EXERCISE DETAILS = Please retype the amdgpu-fan log excerpt below character for character, from its first line to its last.

TEXT EXCERPT =
Jun 10 18:37:37 blackbird systemd[1]: amdgpu-fan.service: Scheduled restart job, restart counter is at 5.
Jun 10 18:37:37 blackbird systemd[1]: Started amdgpu fan controller.
Jun 10 18:37:37 blackbird amdgpu-fan[27820]: starting amdgpu-fan
Jun 10 18:37:37 blackbird amdgpu-fan[27820]: Traceback (most recent call last):
the amdgpu-fan daemon throws a tantrum because it can no longer talk to the GPU
Jun 10 18:37:38 blackbird steam[2845]: radv/amdgpu: The CS has been cancelled because the context is lost. This context is innocent.
Jun 10 18:37:38 blackbird plasmashell[979]: amdgpu: The CS has cancelled because the context is lost. This context is innocent.

PROVIDED INFORMATION =
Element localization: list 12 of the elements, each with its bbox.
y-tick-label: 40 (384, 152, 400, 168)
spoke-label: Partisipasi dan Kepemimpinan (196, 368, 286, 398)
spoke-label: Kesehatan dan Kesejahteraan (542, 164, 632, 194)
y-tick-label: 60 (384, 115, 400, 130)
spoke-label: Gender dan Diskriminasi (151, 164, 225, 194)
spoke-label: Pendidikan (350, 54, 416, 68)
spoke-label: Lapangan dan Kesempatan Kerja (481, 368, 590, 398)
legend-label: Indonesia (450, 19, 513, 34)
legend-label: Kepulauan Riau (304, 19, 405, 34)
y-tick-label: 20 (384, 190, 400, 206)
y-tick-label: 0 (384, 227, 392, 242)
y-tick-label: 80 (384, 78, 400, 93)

ANSWER TO THE TASK =
Jun 10 18:37:37 blackbird systemd[1]: amdgpu-fan.service: Scheduled restart job, restart counter is at 5.
Jun 10 18:37:37 blackbird systemd[1]: Started amdgpu fan controller.
Jun 10 18:37:37 blackbird amdgpu-fan[27820]: starting amdgpu-fan
Jun 10 18:37:37 blackbird amdgpu-fan[27820]: Traceback (most recent call last):
the amdgpu-fan daemon throws a tantrum because it can no longer talk to the GPU
Jun 10 18:37:38 blackbird steam[2845]: radv/amdgpu: The CS has been cancelled because the context is lost. This context is innocent.
Jun 10 18:37:38 blackbird plasmashell[979]: amdgpu: The CS has cancelled because the context is lost. This context is innocent.